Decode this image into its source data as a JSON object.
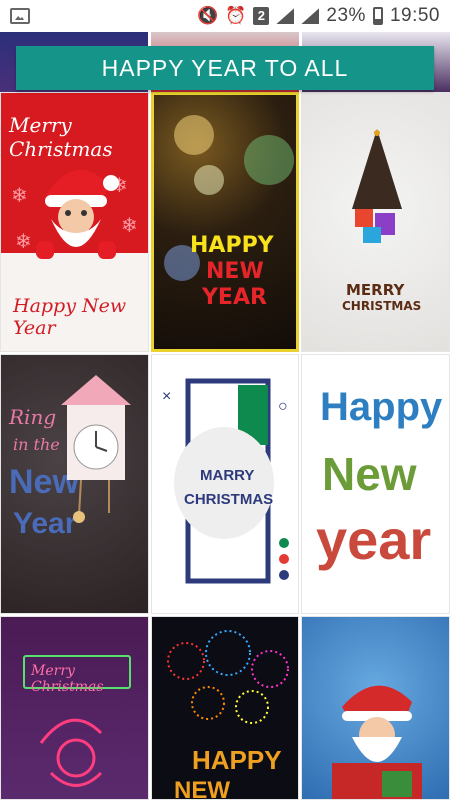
{
  "status_bar": {
    "sim_number": "2",
    "battery": "23%",
    "time": "19:50"
  },
  "banner": {
    "title": "HAPPY YEAR TO ALL"
  },
  "cards": [
    {
      "id": "merry-christmas-santa",
      "lines": [
        "Merry Christmas",
        "Happy New Year"
      ]
    },
    {
      "id": "happy-new-year-bokeh",
      "lines": [
        "HAPPY",
        "NEW",
        "YEAR"
      ]
    },
    {
      "id": "merry-christmas-tree",
      "lines": [
        "MERRY",
        "CHRISTMAS"
      ]
    },
    {
      "id": "ring-in-new-year",
      "lines": [
        "Ring",
        "in the",
        "New",
        "Year"
      ]
    },
    {
      "id": "marry-christmas",
      "lines": [
        "MARRY",
        "CHRISTMAS"
      ]
    },
    {
      "id": "happy-new-year-letters",
      "lines": [
        "Happy",
        "New",
        "year"
      ]
    },
    {
      "id": "merry-christmas-neon",
      "lines": [
        "Merry Christmas"
      ]
    },
    {
      "id": "happy-new-year-fireworks",
      "lines": [
        "HAPPY",
        "NEW YEAR"
      ]
    },
    {
      "id": "santa-snow",
      "lines": []
    }
  ],
  "colors": {
    "banner_bg": "#15958a",
    "santa_red": "#d71920",
    "highlight_border": "#e9d12e"
  }
}
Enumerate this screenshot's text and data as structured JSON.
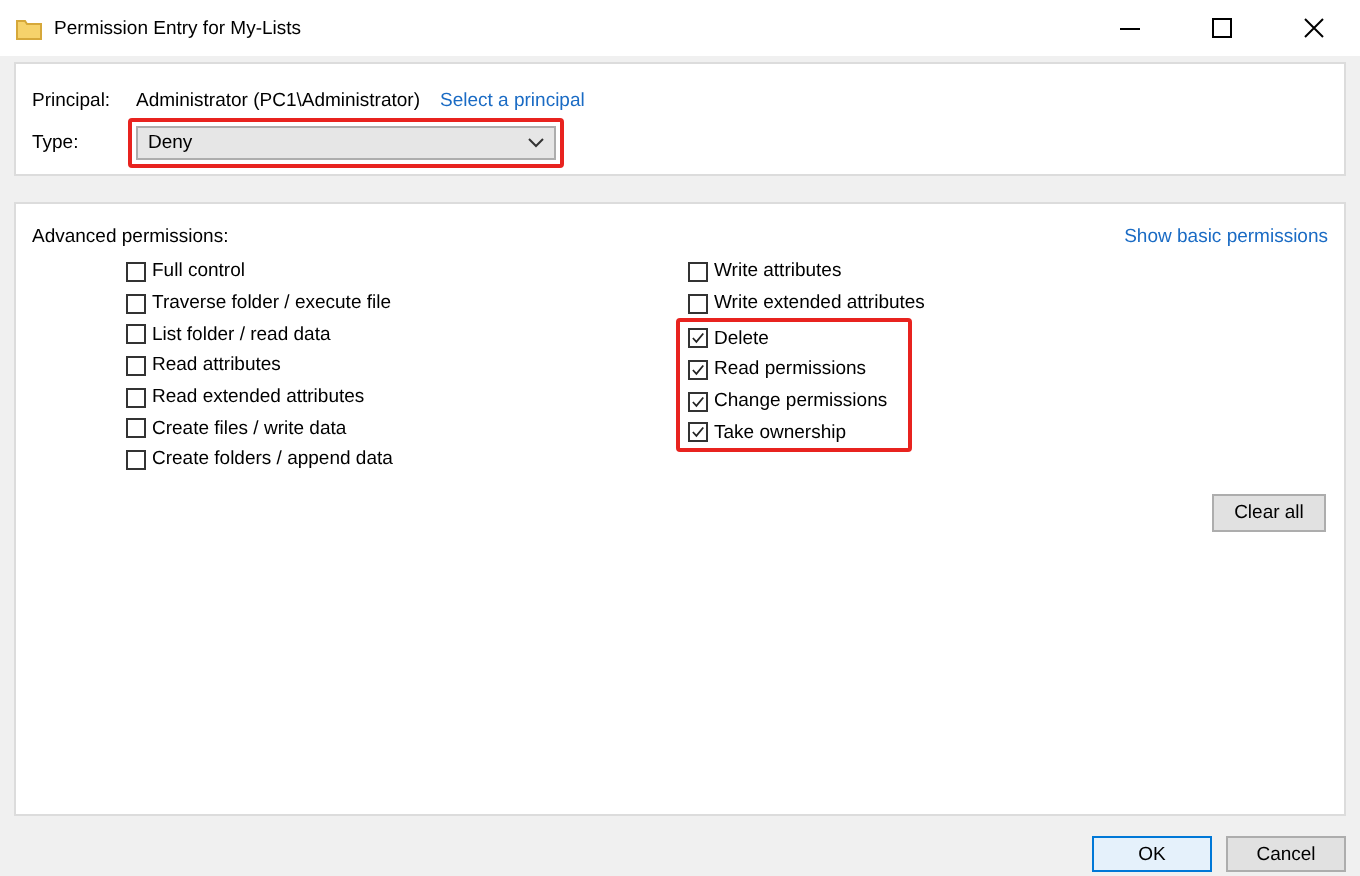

───

• **Work to complete**: Give all the entries again exactly, dropping each picture.

• **The answer**:
Decode this image into its source data as a JSON object.
{
  "status_bar": {
    "sim_number": "2",
    "battery": "23%",
    "time": "19:50"
  },
  "banner": {
    "title": "HAPPY YEAR TO ALL"
  },
  "cards": [
    {
      "id": "merry-christmas-santa",
      "lines": [
        "Merry Christmas",
        "Happy New Year"
      ]
    },
    {
      "id": "happy-new-year-bokeh",
      "lines": [
        "HAPPY",
        "NEW",
        "YEAR"
      ]
    },
    {
      "id": "merry-christmas-tree",
      "lines": [
        "MERRY",
        "CHRISTMAS"
      ]
    },
    {
      "id": "ring-in-new-year",
      "lines": [
        "Ring",
        "in the",
        "New",
        "Year"
      ]
    },
    {
      "id": "marry-christmas",
      "lines": [
        "MARRY",
        "CHRISTMAS"
      ]
    },
    {
      "id": "happy-new-year-letters",
      "lines": [
        "Happy",
        "New",
        "year"
      ]
    },
    {
      "id": "merry-christmas-neon",
      "lines": [
        "Merry Christmas"
      ]
    },
    {
      "id": "happy-new-year-fireworks",
      "lines": [
        "HAPPY",
        "NEW YEAR"
      ]
    },
    {
      "id": "santa-snow",
      "lines": []
    }
  ],
  "colors": {
    "banner_bg": "#15958a",
    "santa_red": "#d71920",
    "highlight_border": "#e9d12e"
  }
}
Enumerate this screenshot's text and data as structured JSON.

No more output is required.